### PROBLEM DESCRIPTION:
Lines that contain the string "commitment" are to be copied; leave out all others.

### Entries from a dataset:
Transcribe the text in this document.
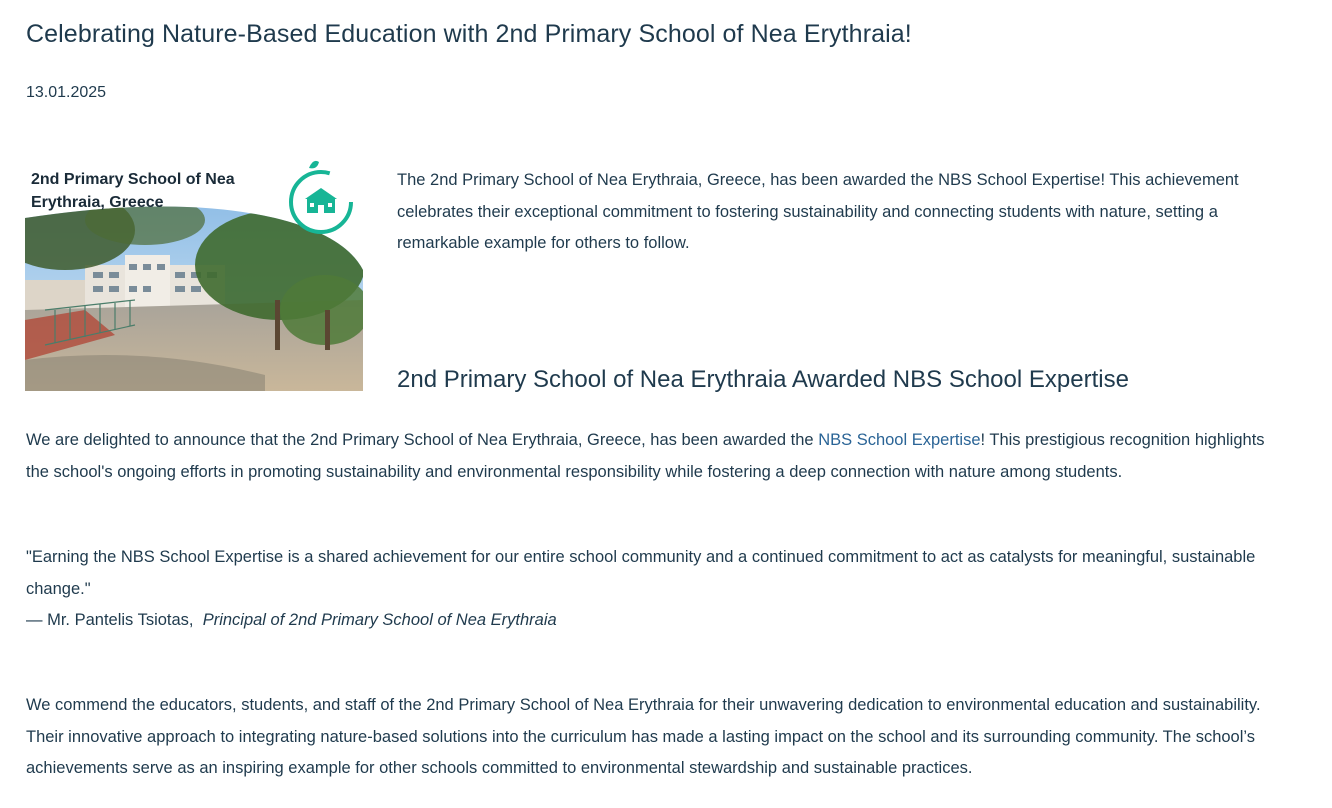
Celebrating Nature-Based Education with 2nd Primary School of Nea Erythraia!
13.01.2025
2nd Primary School of Nea Erythraia, Greece
The 2nd Primary School of Nea Erythraia, Greece, has been awarded the NBS School Expertise! This achievement celebrates their exceptional commitment to fostering sustainability and connecting students with nature, setting a remarkable example for others to follow.
2nd Primary School of Nea Erythraia Awarded NBS School Expertise

We are delighted to announce that the 2nd Primary School of Nea Erythraia, Greece, has been awarded the NBS School Expertise! This prestigious recognition highlights the school's ongoing efforts in promoting sustainability and environmental responsibility while fostering a deep connection with nature among students.

"Earning the NBS School Expertise is a shared achievement for our entire school community and a continued commitment to act as catalysts for meaningful, sustainable change."
— Mr. Pantelis Tsiotas, Principal of 2nd Primary School of Nea Erythraia

We commend the educators, students, and staff of the 2nd Primary School of Nea Erythraia for their unwavering dedication to environmental education and sustainability. Their innovative approach to integrating nature-based solutions into the curriculum has made a lasting impact on the school and its surrounding community. The school’s achievements serve as an inspiring example for other schools committed to environmental stewardship and sustainable practices.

### EXERCISE RESPONSE:
The 2nd Primary School of Nea Erythraia, Greece, has been awarded the NBS School Expertise! This achievement celebrates their exceptional commitment to fostering sustainability and connecting students with nature, setting a remarkable example for others to follow.
"Earning the NBS School Expertise is a shared achievement for our entire school community and a continued commitment to act as catalysts for meaningful, sustainable change."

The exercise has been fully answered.